**BRIEF:** Report every line below that holds the word "content".

**DATA:**
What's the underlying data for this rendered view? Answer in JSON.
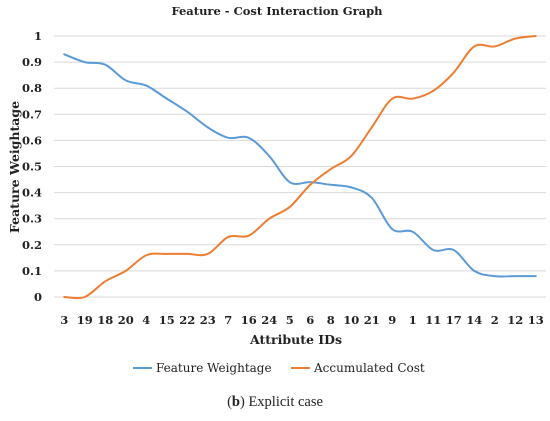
{
  "chart_data": {
    "type": "line",
    "title": "Feature - Cost Interaction Graph",
    "xlabel": "Attribute IDs",
    "ylabel": "Feature Weightage",
    "ylim": [
      0,
      1
    ],
    "yticks": [
      "0",
      "0.1",
      "0.2",
      "0.3",
      "0.4",
      "0.5",
      "0.6",
      "0.7",
      "0.8",
      "0.9",
      "1"
    ],
    "grid": true,
    "legend_position": "bottom",
    "categories": [
      "3",
      "19",
      "18",
      "20",
      "4",
      "15",
      "22",
      "23",
      "7",
      "16",
      "24",
      "5",
      "6",
      "8",
      "10",
      "21",
      "9",
      "1",
      "11",
      "17",
      "14",
      "2",
      "12",
      "13"
    ],
    "series": [
      {
        "name": "Feature Weightage",
        "color": "#5b9bd5",
        "values": [
          0.93,
          0.9,
          0.89,
          0.83,
          0.81,
          0.76,
          0.71,
          0.65,
          0.61,
          0.61,
          0.54,
          0.44,
          0.44,
          0.43,
          0.42,
          0.38,
          0.26,
          0.25,
          0.18,
          0.18,
          0.1,
          0.08,
          0.08,
          0.08
        ]
      },
      {
        "name": "Accumulated Cost",
        "color": "#ed7d31",
        "values": [
          0.0,
          0.0,
          0.06,
          0.1,
          0.16,
          0.165,
          0.165,
          0.165,
          0.23,
          0.235,
          0.3,
          0.345,
          0.43,
          0.49,
          0.54,
          0.65,
          0.76,
          0.76,
          0.79,
          0.86,
          0.96,
          0.96,
          0.99,
          1.0
        ]
      }
    ]
  },
  "caption": {
    "label": "b",
    "text": "Explicit case"
  }
}
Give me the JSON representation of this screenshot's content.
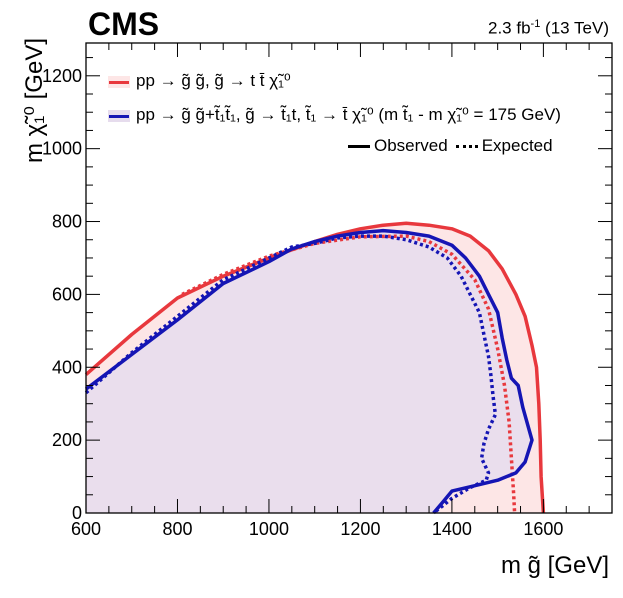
{
  "header": {
    "experiment": "CMS",
    "luminosity": "2.3 fb",
    "luminosity_exp": "-1",
    "energy": "(13 TeV)"
  },
  "legend": {
    "entry_red": "pp → g̃ g̃, g̃ → t t̄ χ̃₁⁰",
    "entry_blue": "pp → g̃ g̃+t̃₁t̃₁, g̃ → t̃₁t,  t̃₁ → t̄ χ̃₁⁰   (m t̃₁ - m χ̃₁⁰ = 175 GeV)",
    "observed": "Observed",
    "expected": "Expected"
  },
  "colors": {
    "red": "#e8383d",
    "blue": "#1515b4",
    "red_fill": "#fde6e6",
    "blue_fill": "#e6dced"
  },
  "chart_data": {
    "type": "line",
    "title": "CMS",
    "xlabel": "m g̃ [GeV]",
    "ylabel": "m χ̃₁⁰ [GeV]",
    "xlim": [
      600,
      1750
    ],
    "ylim": [
      0,
      1290
    ],
    "xticks": [
      600,
      800,
      1000,
      1200,
      1400,
      1600
    ],
    "yticks": [
      0,
      200,
      400,
      600,
      800,
      1000,
      1200
    ],
    "series": [
      {
        "name": "gluino to t t-bar neutralino, Observed",
        "color_key": "red",
        "style": "solid",
        "fill": true,
        "points": [
          [
            600,
            380
          ],
          [
            700,
            490
          ],
          [
            800,
            590
          ],
          [
            900,
            650
          ],
          [
            1000,
            700
          ],
          [
            1100,
            745
          ],
          [
            1150,
            765
          ],
          [
            1200,
            780
          ],
          [
            1250,
            790
          ],
          [
            1300,
            795
          ],
          [
            1350,
            790
          ],
          [
            1400,
            780
          ],
          [
            1440,
            760
          ],
          [
            1480,
            720
          ],
          [
            1510,
            670
          ],
          [
            1540,
            600
          ],
          [
            1560,
            540
          ],
          [
            1575,
            460
          ],
          [
            1585,
            400
          ],
          [
            1590,
            300
          ],
          [
            1593,
            200
          ],
          [
            1595,
            100
          ],
          [
            1600,
            0
          ]
        ]
      },
      {
        "name": "gluino to t t-bar neutralino, Expected",
        "color_key": "red",
        "style": "dotted",
        "fill": false,
        "points": [
          [
            810,
            600
          ],
          [
            900,
            655
          ],
          [
            1000,
            705
          ],
          [
            1100,
            740
          ],
          [
            1200,
            758
          ],
          [
            1300,
            760
          ],
          [
            1350,
            745
          ],
          [
            1400,
            710
          ],
          [
            1450,
            640
          ],
          [
            1480,
            560
          ],
          [
            1500,
            450
          ],
          [
            1515,
            350
          ],
          [
            1525,
            250
          ],
          [
            1530,
            150
          ],
          [
            1535,
            50
          ],
          [
            1537,
            0
          ]
        ]
      },
      {
        "name": "gluino + stop pair, Observed",
        "color_key": "blue",
        "style": "solid",
        "fill": true,
        "points": [
          [
            600,
            340
          ],
          [
            700,
            435
          ],
          [
            800,
            530
          ],
          [
            900,
            630
          ],
          [
            1000,
            690
          ],
          [
            1050,
            725
          ],
          [
            1100,
            745
          ],
          [
            1150,
            760
          ],
          [
            1200,
            770
          ],
          [
            1250,
            775
          ],
          [
            1300,
            770
          ],
          [
            1350,
            760
          ],
          [
            1400,
            735
          ],
          [
            1430,
            700
          ],
          [
            1460,
            650
          ],
          [
            1480,
            600
          ],
          [
            1500,
            550
          ],
          [
            1510,
            480
          ],
          [
            1520,
            420
          ],
          [
            1530,
            370
          ],
          [
            1545,
            350
          ],
          [
            1555,
            290
          ],
          [
            1575,
            200
          ],
          [
            1560,
            140
          ],
          [
            1540,
            110
          ],
          [
            1500,
            90
          ],
          [
            1450,
            75
          ],
          [
            1400,
            60
          ],
          [
            1380,
            30
          ],
          [
            1360,
            0
          ]
        ]
      },
      {
        "name": "gluino + stop pair, Expected",
        "color_key": "blue",
        "style": "dotted",
        "fill": false,
        "points": [
          [
            600,
            330
          ],
          [
            700,
            440
          ],
          [
            800,
            540
          ],
          [
            900,
            640
          ],
          [
            1000,
            700
          ],
          [
            1050,
            730
          ],
          [
            1100,
            740
          ],
          [
            1150,
            755
          ],
          [
            1200,
            760
          ],
          [
            1250,
            760
          ],
          [
            1300,
            750
          ],
          [
            1350,
            730
          ],
          [
            1390,
            700
          ],
          [
            1420,
            650
          ],
          [
            1440,
            600
          ],
          [
            1460,
            550
          ],
          [
            1470,
            490
          ],
          [
            1480,
            430
          ],
          [
            1485,
            380
          ],
          [
            1490,
            320
          ],
          [
            1495,
            270
          ],
          [
            1480,
            230
          ],
          [
            1470,
            190
          ],
          [
            1465,
            150
          ],
          [
            1480,
            110
          ],
          [
            1475,
            90
          ],
          [
            1440,
            70
          ],
          [
            1400,
            40
          ],
          [
            1380,
            20
          ],
          [
            1360,
            0
          ]
        ]
      }
    ]
  }
}
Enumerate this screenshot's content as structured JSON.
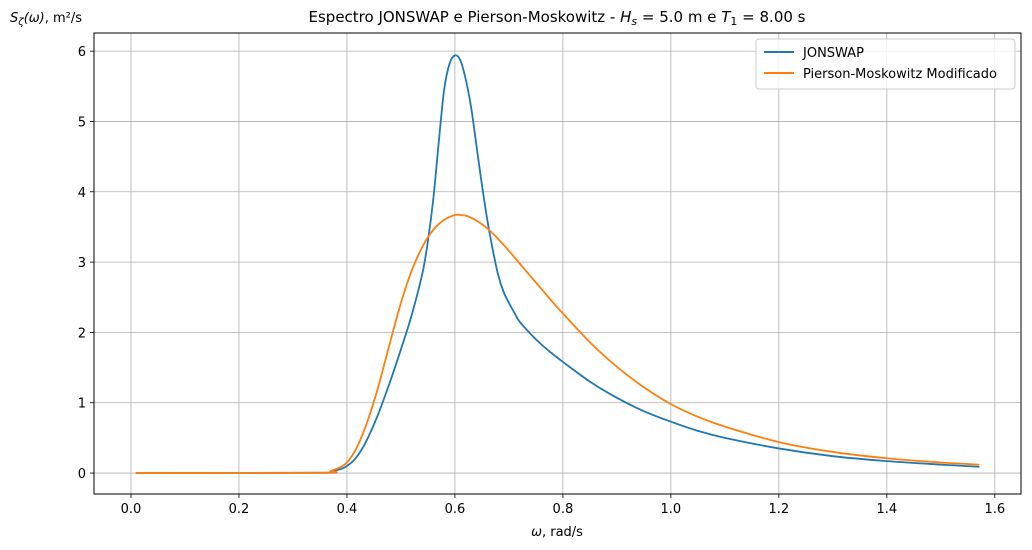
{
  "chart_data": {
    "type": "line",
    "title_parts": {
      "prefix": "Espectro JONSWAP e Pierson-Moskowitz - ",
      "hs_symbol": "H",
      "hs_sub": "s",
      "hs_value": " = 5.0 m e ",
      "t1_symbol": "T",
      "t1_sub": "1",
      "t1_value": " = 8.00 s"
    },
    "xlabel_parts": {
      "symbol": "ω",
      "unit": ", rad/s"
    },
    "ylabel_parts": {
      "symbol": "S",
      "sub": "ζ",
      "arg": "(ω)",
      "unit": ", m²/s"
    },
    "xlim": [
      -0.0685,
      1.6485
    ],
    "ylim": [
      -0.298,
      6.258
    ],
    "xticks": [
      0.0,
      0.2,
      0.4,
      0.6,
      0.8,
      1.0,
      1.2,
      1.4,
      1.6
    ],
    "xtick_labels": [
      "0.0",
      "0.2",
      "0.4",
      "0.6",
      "0.8",
      "1.0",
      "1.2",
      "1.4",
      "1.6"
    ],
    "yticks": [
      0,
      1,
      2,
      3,
      4,
      5,
      6
    ],
    "ytick_labels": [
      "0",
      "1",
      "2",
      "3",
      "4",
      "5",
      "6"
    ],
    "grid": true,
    "legend_position": "top-right",
    "series": [
      {
        "name": "JONSWAP",
        "color": "#1f77b4",
        "x": [
          0.01,
          0.35,
          0.37,
          0.39,
          0.4,
          0.41,
          0.42,
          0.43,
          0.44,
          0.45,
          0.46,
          0.48,
          0.5,
          0.52,
          0.54,
          0.55,
          0.56,
          0.57,
          0.58,
          0.59,
          0.6,
          0.61,
          0.62,
          0.63,
          0.64,
          0.65,
          0.66,
          0.67,
          0.68,
          0.69,
          0.7,
          0.71,
          0.72,
          0.74,
          0.76,
          0.78,
          0.8,
          0.85,
          0.9,
          0.95,
          1.0,
          1.05,
          1.1,
          1.2,
          1.3,
          1.4,
          1.5,
          1.57
        ],
        "y": [
          0.0,
          0.003,
          0.02,
          0.06,
          0.1,
          0.16,
          0.25,
          0.37,
          0.52,
          0.69,
          0.88,
          1.3,
          1.76,
          2.25,
          2.85,
          3.3,
          3.9,
          4.7,
          5.45,
          5.82,
          5.94,
          5.87,
          5.6,
          5.2,
          4.65,
          4.1,
          3.6,
          3.18,
          2.82,
          2.58,
          2.42,
          2.28,
          2.15,
          1.98,
          1.83,
          1.7,
          1.58,
          1.3,
          1.07,
          0.88,
          0.73,
          0.6,
          0.5,
          0.35,
          0.24,
          0.17,
          0.12,
          0.09
        ]
      },
      {
        "name": "Pierson-Moskowitz Modificado",
        "color": "#ff7f0e",
        "x": [
          0.01,
          0.35,
          0.37,
          0.39,
          0.4,
          0.41,
          0.42,
          0.43,
          0.44,
          0.45,
          0.46,
          0.48,
          0.5,
          0.52,
          0.54,
          0.56,
          0.58,
          0.6,
          0.61,
          0.62,
          0.63,
          0.64,
          0.66,
          0.68,
          0.7,
          0.72,
          0.74,
          0.76,
          0.78,
          0.8,
          0.85,
          0.9,
          0.95,
          1.0,
          1.05,
          1.1,
          1.2,
          1.3,
          1.4,
          1.5,
          1.57
        ],
        "y": [
          0.0,
          0.005,
          0.03,
          0.09,
          0.15,
          0.25,
          0.39,
          0.57,
          0.78,
          1.02,
          1.28,
          1.86,
          2.42,
          2.88,
          3.22,
          3.46,
          3.6,
          3.67,
          3.67,
          3.66,
          3.63,
          3.59,
          3.48,
          3.33,
          3.16,
          2.98,
          2.8,
          2.62,
          2.44,
          2.27,
          1.86,
          1.51,
          1.22,
          0.98,
          0.8,
          0.66,
          0.44,
          0.3,
          0.21,
          0.15,
          0.12
        ]
      }
    ]
  }
}
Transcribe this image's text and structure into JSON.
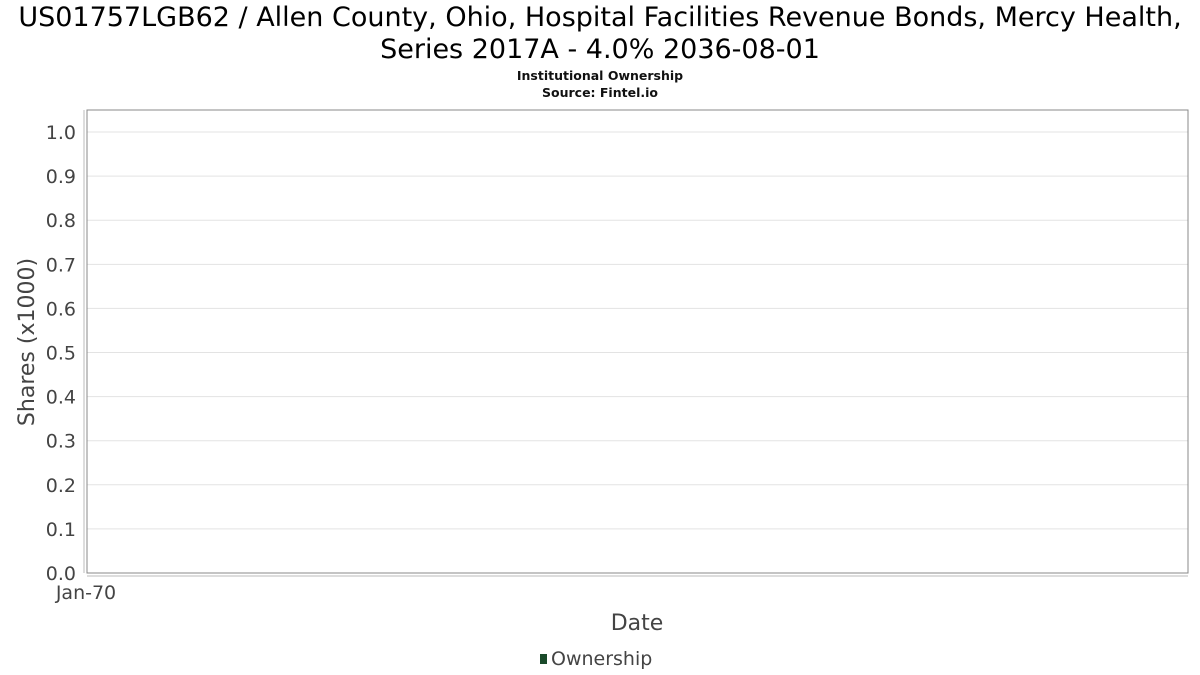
{
  "colors": {
    "background": "#ffffff",
    "plot_border": "#888888",
    "grid": "#e3e3e3",
    "text": "#444444",
    "series_ownership": "#1a4a2a"
  },
  "chart_data": {
    "type": "line",
    "title": "US01757LGB62 / Allen County, Ohio, Hospital Facilities Revenue Bonds, Mercy Health, Series 2017A - 4.0% 2036-08-01",
    "subtitle": "Institutional Ownership",
    "source": "Source: Fintel.io",
    "xlabel": "Date",
    "ylabel": "Shares (x1000)",
    "x_tick_labels": [
      "Jan-70"
    ],
    "y_ticks": [
      0.0,
      0.1,
      0.2,
      0.3,
      0.4,
      0.5,
      0.6,
      0.7,
      0.8,
      0.9,
      1.0
    ],
    "ylim": [
      0.0,
      1.05
    ],
    "grid": true,
    "legend_position": "bottom-center",
    "series": [
      {
        "name": "Ownership",
        "x": [],
        "values": []
      }
    ]
  }
}
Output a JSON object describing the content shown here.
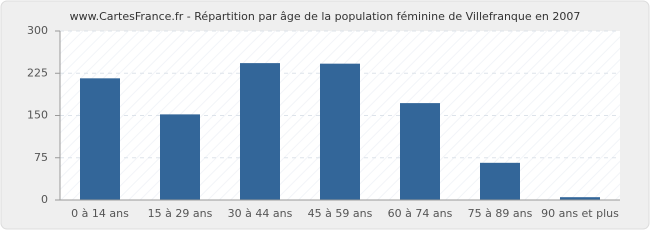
{
  "chart_data": {
    "type": "bar",
    "title": "www.CartesFrance.fr - Répartition par âge de la population féminine de Villefranque en 2007",
    "categories": [
      "0 à 14 ans",
      "15 à 29 ans",
      "30 à 44 ans",
      "45 à 59 ans",
      "60 à 74 ans",
      "75 à 89 ans",
      "90 ans et plus"
    ],
    "values": [
      216,
      152,
      243,
      242,
      172,
      66,
      5
    ],
    "color": "#336699",
    "ylim": [
      0,
      300
    ],
    "yticks": [
      0,
      75,
      150,
      225,
      300
    ],
    "grid": true
  }
}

**ANSWER TO THIS EXERCISE:**
Give me the JSON representation of this screenshot's content.
Enumerate this screenshot's content as structured JSON.
Output a JSON object describing the content shown here.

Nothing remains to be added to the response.